Por lo tanto, si la política de EE.UU. sobre disuasión nuclear contribuye poco a tal fin, y menos aún a la seguridad internacional, ¿qué comprendería un enfoque más eficaz? En esencia, implicaría negar el acceso a los materiales delicados, amenazando a su vez con usar el poder militar convencional contra los estados que ayuden a los terroristas. Este sería el enfoque correcto, no solo desde la perspectiva de la disuasión, sino también de la no proliferación. Si bien no lograría persuadir a estados con pequeños arsenales nucleares a desarmarse, por lo menos debilitaría el valor simbólico de las armas nucleares.

Ninguna amenaza. La Revisión de la Postura Nuclear ha atraído relativamente poca atención en Pakistán debido a que el país se enfrenta a un sinfín de desafíos internos y externos que absorben la atención, en particular la lucha constante contra el terrorismo. Sin embargo, cuando la atención se vuelve hacia las cuestiones nucleares, resuenan algunos temas recurrentes, todos relacionados con la India: el acuerdo de cooperación nuclear entre la India y Estados Unidos de 2008 y sus implicaciones para la no proliferación; la infame doctrina militar de "arranque en frío" de la India (que contempla ataques rápidos de la India contra Pakistán, que no cruzan el umbral nuclear de Islamabad), y el programa de la India de defensa contra misiles balísticos. A su vez, si bien la doctrina militar de Pakistán identifica al terrorismo como el principal problema de seguridad de la nación, el terrorismo nuclear en particular no es un tema que genere demasiado interés.

▶ _Enunciado_:
Transcribe sin cambios el pasaje del fragmento anterior que comienza con las palabras que contienen "Por lo tanto, si" y termina con "las armas nucleares.".

▶ _Datos para analizar_:
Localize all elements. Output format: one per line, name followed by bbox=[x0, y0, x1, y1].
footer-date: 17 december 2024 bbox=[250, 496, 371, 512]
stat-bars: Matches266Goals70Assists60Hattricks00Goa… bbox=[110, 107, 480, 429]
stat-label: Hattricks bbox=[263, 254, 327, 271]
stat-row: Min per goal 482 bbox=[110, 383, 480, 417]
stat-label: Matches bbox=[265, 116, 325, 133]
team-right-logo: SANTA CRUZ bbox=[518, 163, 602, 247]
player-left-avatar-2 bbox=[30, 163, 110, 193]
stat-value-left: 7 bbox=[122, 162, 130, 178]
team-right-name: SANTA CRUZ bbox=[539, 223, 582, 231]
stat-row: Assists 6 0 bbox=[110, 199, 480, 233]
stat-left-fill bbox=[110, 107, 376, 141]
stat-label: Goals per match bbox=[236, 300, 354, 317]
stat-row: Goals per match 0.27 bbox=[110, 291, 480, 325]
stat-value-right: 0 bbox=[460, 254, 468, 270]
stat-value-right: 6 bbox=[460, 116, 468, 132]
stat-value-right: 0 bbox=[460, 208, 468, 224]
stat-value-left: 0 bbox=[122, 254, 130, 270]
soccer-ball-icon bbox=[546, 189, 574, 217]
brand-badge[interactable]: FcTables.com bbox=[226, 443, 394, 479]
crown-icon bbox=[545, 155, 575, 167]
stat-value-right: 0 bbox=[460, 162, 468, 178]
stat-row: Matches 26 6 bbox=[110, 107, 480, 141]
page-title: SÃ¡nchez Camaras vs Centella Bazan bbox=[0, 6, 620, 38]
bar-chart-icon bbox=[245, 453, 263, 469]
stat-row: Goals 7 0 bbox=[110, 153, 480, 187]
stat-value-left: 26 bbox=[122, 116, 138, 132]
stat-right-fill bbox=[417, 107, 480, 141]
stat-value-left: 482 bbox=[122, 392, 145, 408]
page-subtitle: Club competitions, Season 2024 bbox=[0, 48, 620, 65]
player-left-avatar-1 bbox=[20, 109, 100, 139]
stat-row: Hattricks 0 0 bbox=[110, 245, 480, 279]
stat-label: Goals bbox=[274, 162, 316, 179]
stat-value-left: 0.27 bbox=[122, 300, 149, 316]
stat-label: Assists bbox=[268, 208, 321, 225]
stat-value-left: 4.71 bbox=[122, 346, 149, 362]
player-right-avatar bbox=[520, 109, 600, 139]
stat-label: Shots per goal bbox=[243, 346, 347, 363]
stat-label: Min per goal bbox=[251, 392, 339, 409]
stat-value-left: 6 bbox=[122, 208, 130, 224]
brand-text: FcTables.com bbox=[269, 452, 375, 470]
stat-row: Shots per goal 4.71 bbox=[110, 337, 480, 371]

▶ _Respuesta_:
Por lo tanto, si la política de EE.UU. sobre disuasión nuclear contribuye poco a tal fin, y menos aún a la seguridad internacional, ¿qué comprendería un enfoque más eficaz? En esencia, implicaría negar el acceso a los materiales delicados, amenazando a su vez con usar el poder militar convencional contra los estados que ayuden a los terroristas. Este sería el enfoque correcto, no solo desde la perspectiva de la disuasión, sino también de la no proliferación. Si bien no lograría persuadir a estados con pequeños arsenales nucleares a desarmarse, por lo menos debilitaría el valor simbólico de las armas nucleares.